Set task>
Write out each line that follows exactly as it stands, without the pictures.
----
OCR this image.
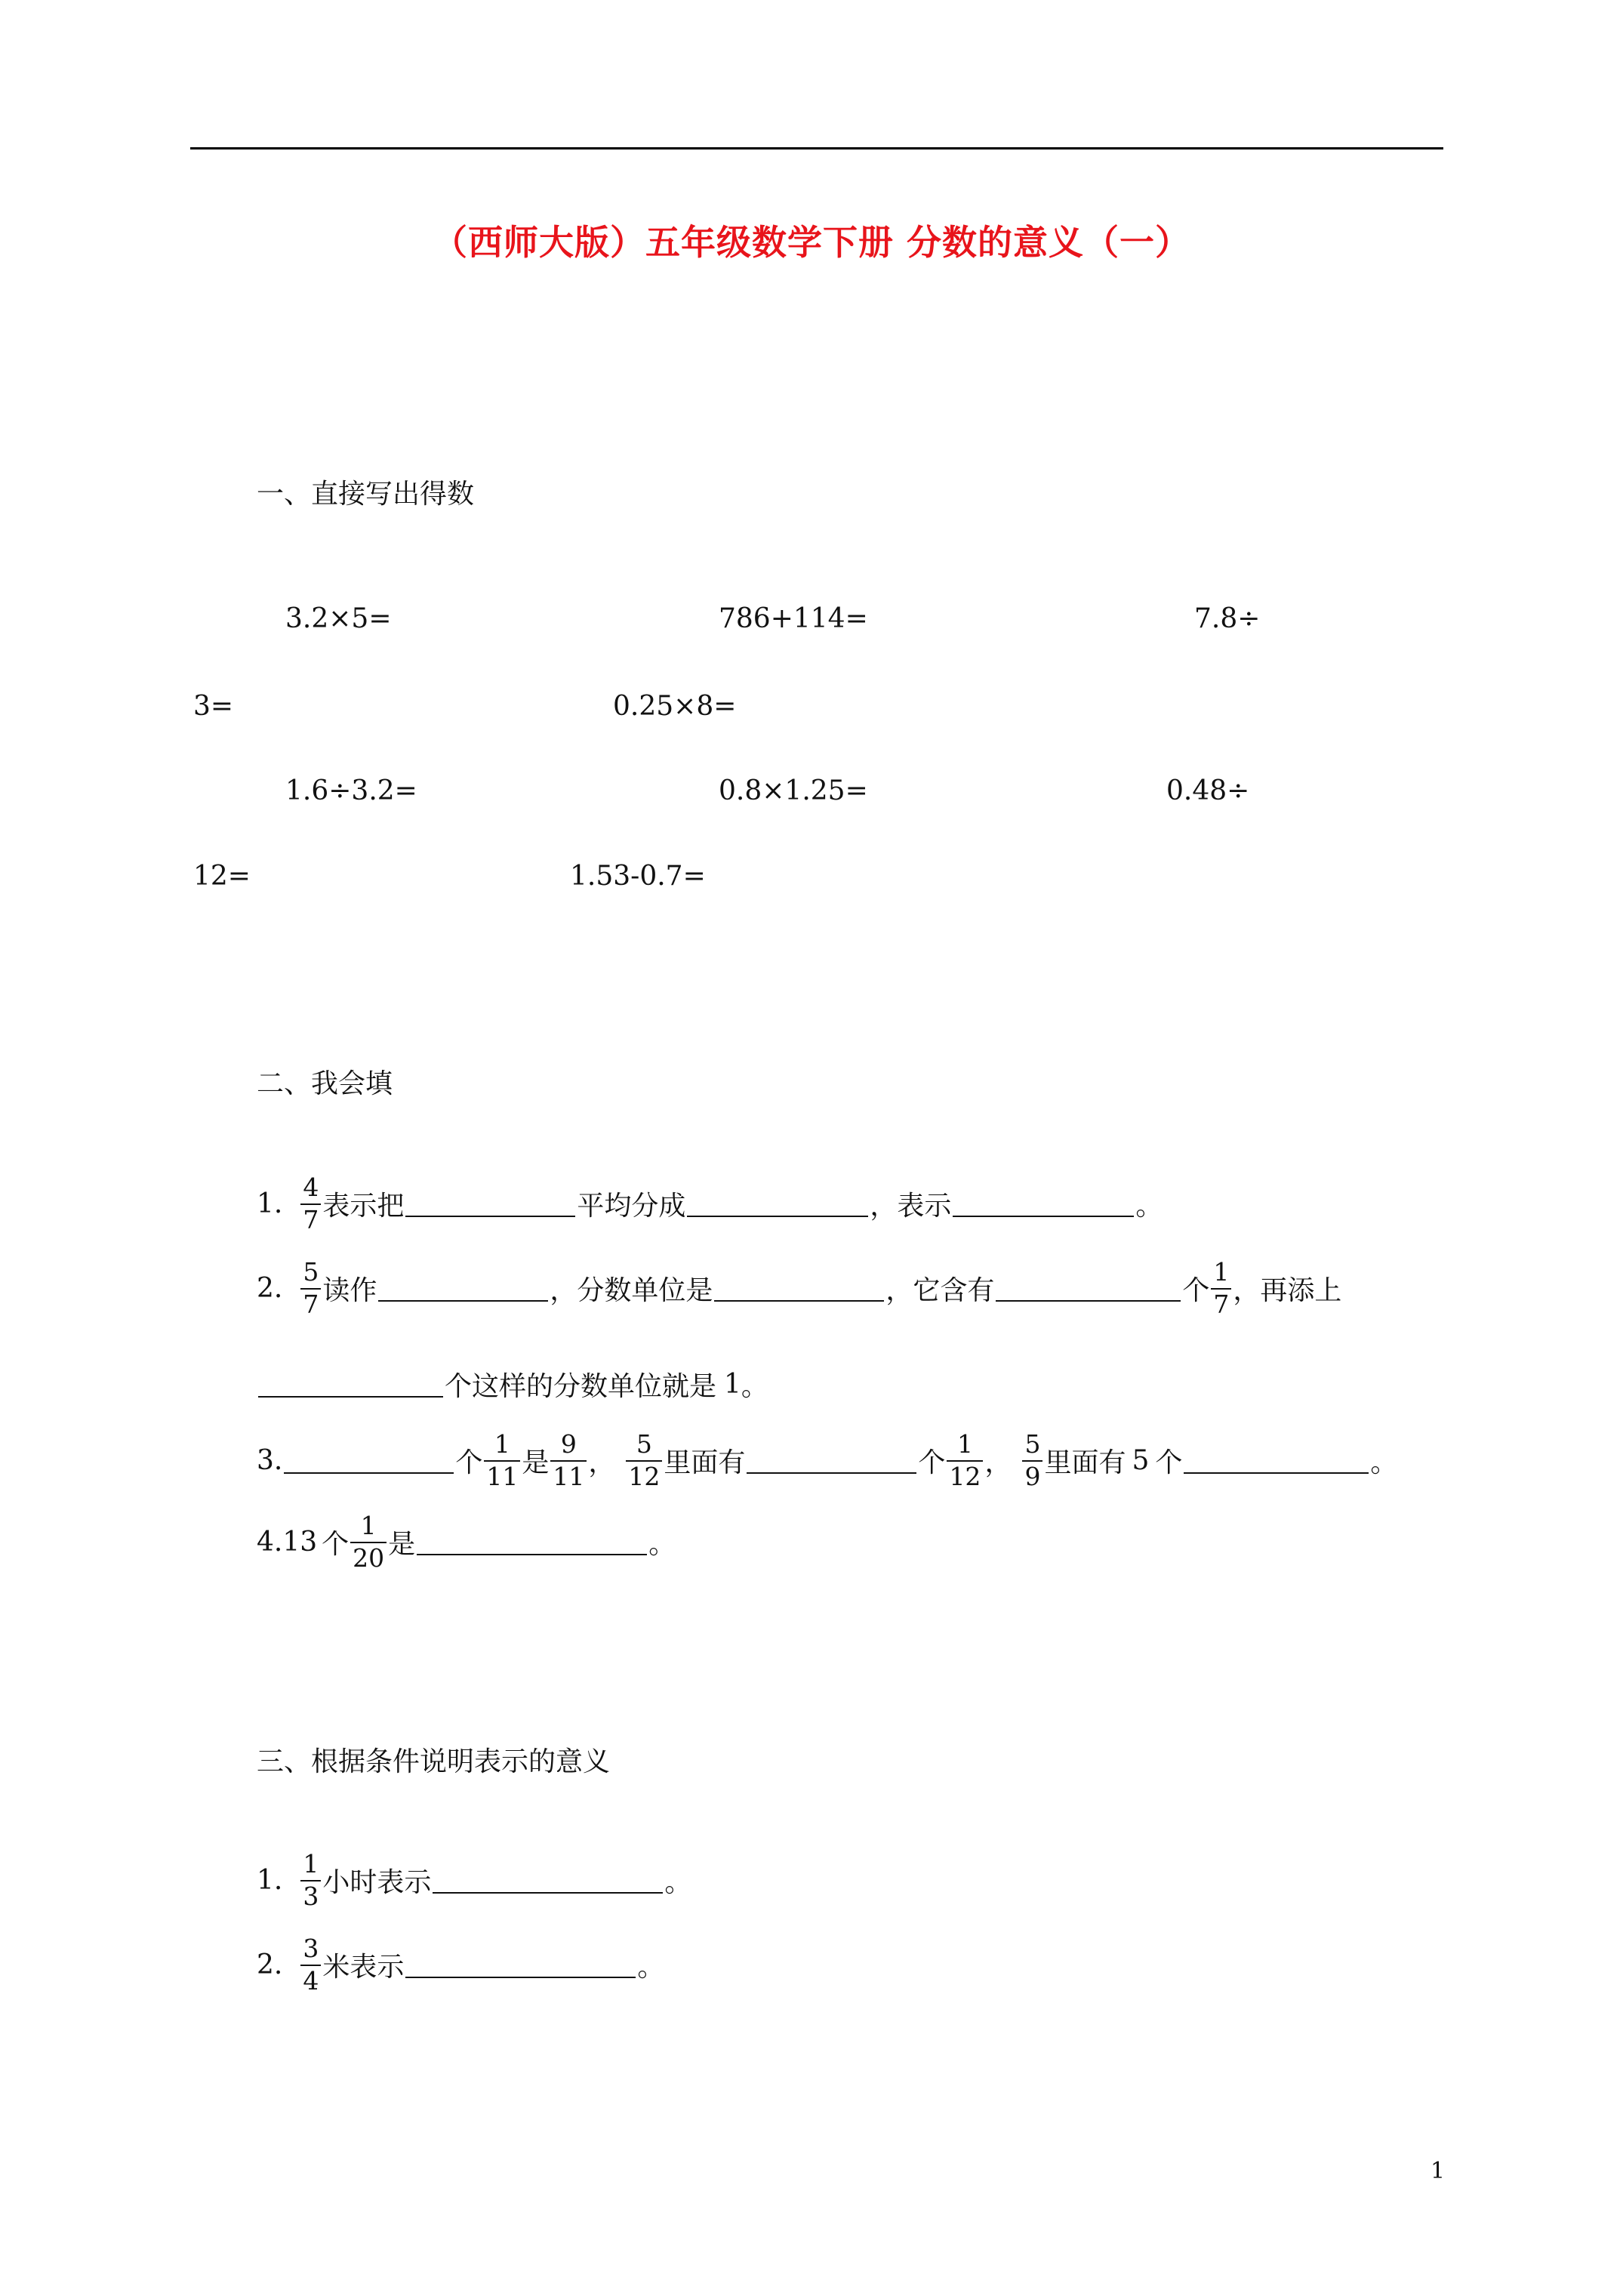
（西师大版）五年级数学下册 分数的意义（一）
一、直接写出得数
3.2×5=	786+114=	7.8÷
3=	0.25×8=
1.6÷3.2=	0.8×1.25=	0.48÷
12=	1.53-0.7=
二、我会填
1. $\frac{4}{7}$ 表示把	平均分成	，表示	。
2. $\frac{5}{7}$ 读作	，分数单位是	，它含有	个 $\frac{1}{7}$ ，再添上
个这样的分数单位就是 1 。
3.	个 $\frac{1}{11}$ 是 $\frac{9}{11}$ ， $\frac{5}{12}$ 里面有	个 $\frac{1}{12}$ ， $\frac{5}{9}$ 里面有 5 个	。
4.13 个 $\frac{1}{20}$ 是	。
三、根据条件说明表示的意义
1. $\frac{1}{3}$ 小时表示	。
2. $\frac{3}{4}$ 米表示	。
1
----
Solution below>
OCR this image.
（西师大版）五年级数学下册 分数的意义（一）
一、直接写出得数
3.2×5=	786+114=	7.8÷
3=	0.25×8=
1.6÷3.2=	0.8×1.25=	0.48÷
12=	1.53-0.7=
二、我会填
1. $\frac{4}{7}$ 表示把	平均分成	，表示	。
2. $\frac{5}{7}$ 读作	，分数单位是	，它含有	个 $\frac{1}{7}$ ，再添上
个这样的分数单位就是 1 。
3.	个 $\frac{1}{11}$ 是 $\frac{9}{11}$ ， $\frac{5}{12}$ 里面有	个 $\frac{1}{12}$ ， $\frac{5}{9}$ 里面有 5 个	。
4.13 个 $\frac{1}{20}$ 是	。
三、根据条件说明表示的意义
1. $\frac{1}{3}$ 小时表示	。
2. $\frac{3}{4}$ 米表示	。
1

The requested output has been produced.